→ **What the task requires**
Rewrite the data below as a JSON list of strings with one string per line and blank lines left out, starting with the very first line and going on through the line with "info-circle-icon[interactable] [104, 8, 120, 24]".

--- BEGIN Exercise material ---

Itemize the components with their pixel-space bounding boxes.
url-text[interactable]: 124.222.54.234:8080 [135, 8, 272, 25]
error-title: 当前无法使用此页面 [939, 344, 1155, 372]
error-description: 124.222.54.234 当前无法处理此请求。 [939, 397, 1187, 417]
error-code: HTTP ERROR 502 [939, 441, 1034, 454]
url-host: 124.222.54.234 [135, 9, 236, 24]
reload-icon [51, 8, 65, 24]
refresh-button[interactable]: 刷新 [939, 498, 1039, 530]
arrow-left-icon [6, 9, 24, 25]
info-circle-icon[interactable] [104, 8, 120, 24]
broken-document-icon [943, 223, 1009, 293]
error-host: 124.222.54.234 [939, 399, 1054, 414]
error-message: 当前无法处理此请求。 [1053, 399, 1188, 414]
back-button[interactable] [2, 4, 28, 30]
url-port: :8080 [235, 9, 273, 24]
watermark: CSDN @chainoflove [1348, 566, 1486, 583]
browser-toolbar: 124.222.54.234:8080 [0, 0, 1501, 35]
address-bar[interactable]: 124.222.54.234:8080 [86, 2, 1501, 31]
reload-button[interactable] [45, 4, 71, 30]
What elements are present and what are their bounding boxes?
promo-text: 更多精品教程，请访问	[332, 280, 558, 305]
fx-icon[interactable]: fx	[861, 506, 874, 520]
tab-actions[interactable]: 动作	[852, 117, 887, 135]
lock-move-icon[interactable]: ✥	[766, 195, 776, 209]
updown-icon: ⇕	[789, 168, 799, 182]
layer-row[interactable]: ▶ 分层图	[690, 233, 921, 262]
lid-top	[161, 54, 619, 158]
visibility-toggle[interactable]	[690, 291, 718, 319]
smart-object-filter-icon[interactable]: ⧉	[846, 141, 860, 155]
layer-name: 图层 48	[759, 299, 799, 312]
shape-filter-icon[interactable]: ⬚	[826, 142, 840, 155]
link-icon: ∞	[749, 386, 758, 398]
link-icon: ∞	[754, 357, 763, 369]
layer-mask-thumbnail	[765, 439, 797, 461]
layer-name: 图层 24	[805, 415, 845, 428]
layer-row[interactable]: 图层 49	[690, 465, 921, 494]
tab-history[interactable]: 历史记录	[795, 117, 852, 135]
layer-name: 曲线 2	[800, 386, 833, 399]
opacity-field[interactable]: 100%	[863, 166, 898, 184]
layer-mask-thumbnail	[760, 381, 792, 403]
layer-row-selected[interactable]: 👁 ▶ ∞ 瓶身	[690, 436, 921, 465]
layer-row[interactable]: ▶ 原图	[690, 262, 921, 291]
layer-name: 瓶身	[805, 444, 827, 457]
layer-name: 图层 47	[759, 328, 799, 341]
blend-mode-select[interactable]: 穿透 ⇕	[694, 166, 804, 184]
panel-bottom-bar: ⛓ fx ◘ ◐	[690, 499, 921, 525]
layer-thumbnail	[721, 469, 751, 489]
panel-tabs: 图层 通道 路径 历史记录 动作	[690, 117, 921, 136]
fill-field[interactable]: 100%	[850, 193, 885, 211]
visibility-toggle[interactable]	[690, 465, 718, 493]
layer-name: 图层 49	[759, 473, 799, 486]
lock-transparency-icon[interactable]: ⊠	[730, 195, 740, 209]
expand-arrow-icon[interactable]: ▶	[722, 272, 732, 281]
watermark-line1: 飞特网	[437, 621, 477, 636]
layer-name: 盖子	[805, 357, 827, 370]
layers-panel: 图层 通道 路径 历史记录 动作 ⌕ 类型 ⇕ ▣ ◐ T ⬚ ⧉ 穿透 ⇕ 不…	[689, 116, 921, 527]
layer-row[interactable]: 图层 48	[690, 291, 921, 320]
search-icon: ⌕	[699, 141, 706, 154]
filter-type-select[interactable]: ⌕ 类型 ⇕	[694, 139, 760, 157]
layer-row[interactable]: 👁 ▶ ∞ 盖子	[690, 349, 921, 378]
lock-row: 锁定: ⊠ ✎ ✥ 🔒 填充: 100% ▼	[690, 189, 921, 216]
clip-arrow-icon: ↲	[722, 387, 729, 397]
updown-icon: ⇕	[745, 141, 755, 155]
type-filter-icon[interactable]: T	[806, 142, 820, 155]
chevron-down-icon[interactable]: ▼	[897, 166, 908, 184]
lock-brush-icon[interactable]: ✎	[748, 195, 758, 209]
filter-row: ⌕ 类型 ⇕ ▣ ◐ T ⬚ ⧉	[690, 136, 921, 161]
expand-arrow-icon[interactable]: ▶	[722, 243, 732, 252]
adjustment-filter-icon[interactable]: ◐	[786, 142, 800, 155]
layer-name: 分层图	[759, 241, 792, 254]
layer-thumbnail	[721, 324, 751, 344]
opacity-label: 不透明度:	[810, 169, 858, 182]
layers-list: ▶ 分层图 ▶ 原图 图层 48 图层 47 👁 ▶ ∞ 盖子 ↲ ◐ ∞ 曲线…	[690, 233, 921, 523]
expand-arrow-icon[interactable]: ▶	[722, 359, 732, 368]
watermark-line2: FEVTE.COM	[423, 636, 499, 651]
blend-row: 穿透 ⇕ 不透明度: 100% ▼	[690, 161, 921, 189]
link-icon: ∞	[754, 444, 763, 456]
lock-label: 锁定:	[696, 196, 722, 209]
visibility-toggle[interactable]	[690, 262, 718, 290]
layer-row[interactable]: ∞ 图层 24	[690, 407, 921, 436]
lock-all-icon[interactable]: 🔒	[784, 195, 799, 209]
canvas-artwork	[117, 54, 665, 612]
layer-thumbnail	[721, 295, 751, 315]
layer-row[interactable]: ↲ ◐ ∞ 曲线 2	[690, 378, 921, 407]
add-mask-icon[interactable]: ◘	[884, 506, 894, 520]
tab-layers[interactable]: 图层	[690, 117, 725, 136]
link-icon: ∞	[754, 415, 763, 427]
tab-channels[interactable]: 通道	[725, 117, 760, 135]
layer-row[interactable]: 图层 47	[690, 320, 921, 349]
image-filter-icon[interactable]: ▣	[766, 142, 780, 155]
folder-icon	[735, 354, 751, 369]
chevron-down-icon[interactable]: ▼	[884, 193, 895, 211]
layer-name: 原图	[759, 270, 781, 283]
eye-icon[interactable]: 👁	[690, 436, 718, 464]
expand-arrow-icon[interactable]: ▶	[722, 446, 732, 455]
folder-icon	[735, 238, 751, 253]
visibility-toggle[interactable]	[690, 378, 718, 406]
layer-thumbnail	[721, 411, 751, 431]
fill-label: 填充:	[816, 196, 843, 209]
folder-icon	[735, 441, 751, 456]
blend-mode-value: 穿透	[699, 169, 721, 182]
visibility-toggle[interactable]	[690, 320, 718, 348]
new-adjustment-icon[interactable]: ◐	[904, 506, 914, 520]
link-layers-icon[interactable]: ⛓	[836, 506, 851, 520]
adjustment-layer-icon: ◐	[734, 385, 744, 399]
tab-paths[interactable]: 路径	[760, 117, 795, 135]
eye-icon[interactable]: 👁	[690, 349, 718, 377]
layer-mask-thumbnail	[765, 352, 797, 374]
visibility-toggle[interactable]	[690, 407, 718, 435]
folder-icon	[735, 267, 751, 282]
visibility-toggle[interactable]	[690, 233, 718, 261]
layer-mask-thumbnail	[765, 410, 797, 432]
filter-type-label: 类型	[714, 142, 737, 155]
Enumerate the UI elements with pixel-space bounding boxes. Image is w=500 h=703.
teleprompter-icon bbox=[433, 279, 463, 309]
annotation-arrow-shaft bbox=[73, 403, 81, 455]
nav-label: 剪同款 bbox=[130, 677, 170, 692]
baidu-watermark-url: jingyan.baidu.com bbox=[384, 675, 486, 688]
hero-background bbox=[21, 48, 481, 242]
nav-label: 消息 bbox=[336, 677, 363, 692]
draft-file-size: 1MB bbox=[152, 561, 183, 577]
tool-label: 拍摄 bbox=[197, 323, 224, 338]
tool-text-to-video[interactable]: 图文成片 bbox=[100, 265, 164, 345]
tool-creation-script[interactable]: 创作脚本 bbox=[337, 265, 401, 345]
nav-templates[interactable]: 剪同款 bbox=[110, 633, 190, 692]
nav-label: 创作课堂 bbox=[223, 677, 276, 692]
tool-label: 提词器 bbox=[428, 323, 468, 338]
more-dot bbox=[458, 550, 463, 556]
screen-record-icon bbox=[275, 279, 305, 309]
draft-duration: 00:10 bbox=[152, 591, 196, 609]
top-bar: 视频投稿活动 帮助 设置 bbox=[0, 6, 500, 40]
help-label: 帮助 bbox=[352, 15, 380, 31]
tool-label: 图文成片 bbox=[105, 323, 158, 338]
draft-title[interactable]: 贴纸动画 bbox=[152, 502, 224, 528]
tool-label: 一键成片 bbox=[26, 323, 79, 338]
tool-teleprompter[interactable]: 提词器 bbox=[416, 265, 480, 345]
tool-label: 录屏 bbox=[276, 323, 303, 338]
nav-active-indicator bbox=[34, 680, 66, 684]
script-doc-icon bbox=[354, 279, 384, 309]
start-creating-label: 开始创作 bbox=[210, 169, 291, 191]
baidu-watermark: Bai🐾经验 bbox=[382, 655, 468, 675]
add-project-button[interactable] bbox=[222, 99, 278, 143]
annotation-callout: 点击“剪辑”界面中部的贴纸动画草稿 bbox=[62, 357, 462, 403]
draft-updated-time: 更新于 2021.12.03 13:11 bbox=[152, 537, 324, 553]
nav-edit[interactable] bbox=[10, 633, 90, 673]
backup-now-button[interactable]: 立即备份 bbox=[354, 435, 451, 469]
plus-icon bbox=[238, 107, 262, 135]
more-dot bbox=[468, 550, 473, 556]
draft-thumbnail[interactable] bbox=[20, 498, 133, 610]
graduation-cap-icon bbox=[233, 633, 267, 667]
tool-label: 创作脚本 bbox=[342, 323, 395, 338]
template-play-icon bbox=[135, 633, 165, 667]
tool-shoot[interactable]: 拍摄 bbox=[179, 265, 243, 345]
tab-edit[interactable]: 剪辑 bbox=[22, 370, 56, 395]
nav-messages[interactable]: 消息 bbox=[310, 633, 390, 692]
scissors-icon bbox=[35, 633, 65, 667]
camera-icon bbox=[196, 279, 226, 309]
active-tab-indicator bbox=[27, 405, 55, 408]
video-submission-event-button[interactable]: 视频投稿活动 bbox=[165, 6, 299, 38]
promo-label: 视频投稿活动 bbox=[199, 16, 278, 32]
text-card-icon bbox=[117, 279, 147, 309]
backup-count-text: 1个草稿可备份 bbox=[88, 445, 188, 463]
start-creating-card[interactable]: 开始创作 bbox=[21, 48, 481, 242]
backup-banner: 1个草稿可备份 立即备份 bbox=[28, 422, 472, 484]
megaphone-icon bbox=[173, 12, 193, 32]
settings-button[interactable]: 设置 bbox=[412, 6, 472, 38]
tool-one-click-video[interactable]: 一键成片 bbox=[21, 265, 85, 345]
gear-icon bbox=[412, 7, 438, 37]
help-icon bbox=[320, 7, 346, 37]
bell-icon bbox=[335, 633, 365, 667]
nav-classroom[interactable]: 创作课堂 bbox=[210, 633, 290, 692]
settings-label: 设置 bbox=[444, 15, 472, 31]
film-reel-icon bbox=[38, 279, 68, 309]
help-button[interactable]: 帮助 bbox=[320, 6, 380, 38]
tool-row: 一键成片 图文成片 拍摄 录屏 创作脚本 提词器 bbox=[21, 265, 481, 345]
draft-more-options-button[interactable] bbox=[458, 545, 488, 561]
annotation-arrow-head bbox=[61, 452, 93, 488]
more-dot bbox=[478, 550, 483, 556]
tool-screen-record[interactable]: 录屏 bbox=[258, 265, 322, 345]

--- END Exercise material ---

→ **Exercise output**
[
  "Itemize the components with their pixel-space bounding boxes.",
  "url-text[interactable]: 124.222.54.234:8080 [135, 8, 272, 25]",
  "error-title: 当前无法使用此页面 [939, 344, 1155, 372]",
  "error-description: 124.222.54.234 当前无法处理此请求。 [939, 397, 1187, 417]",
  "error-code: HTTP ERROR 502 [939, 441, 1034, 454]",
  "url-host: 124.222.54.234 [135, 9, 236, 24]",
  "reload-icon [51, 8, 65, 24]",
  "refresh-button[interactable]: 刷新 [939, 498, 1039, 530]",
  "arrow-left-icon [6, 9, 24, 25]",
  "info-circle-icon[interactable] [104, 8, 120, 24]"
]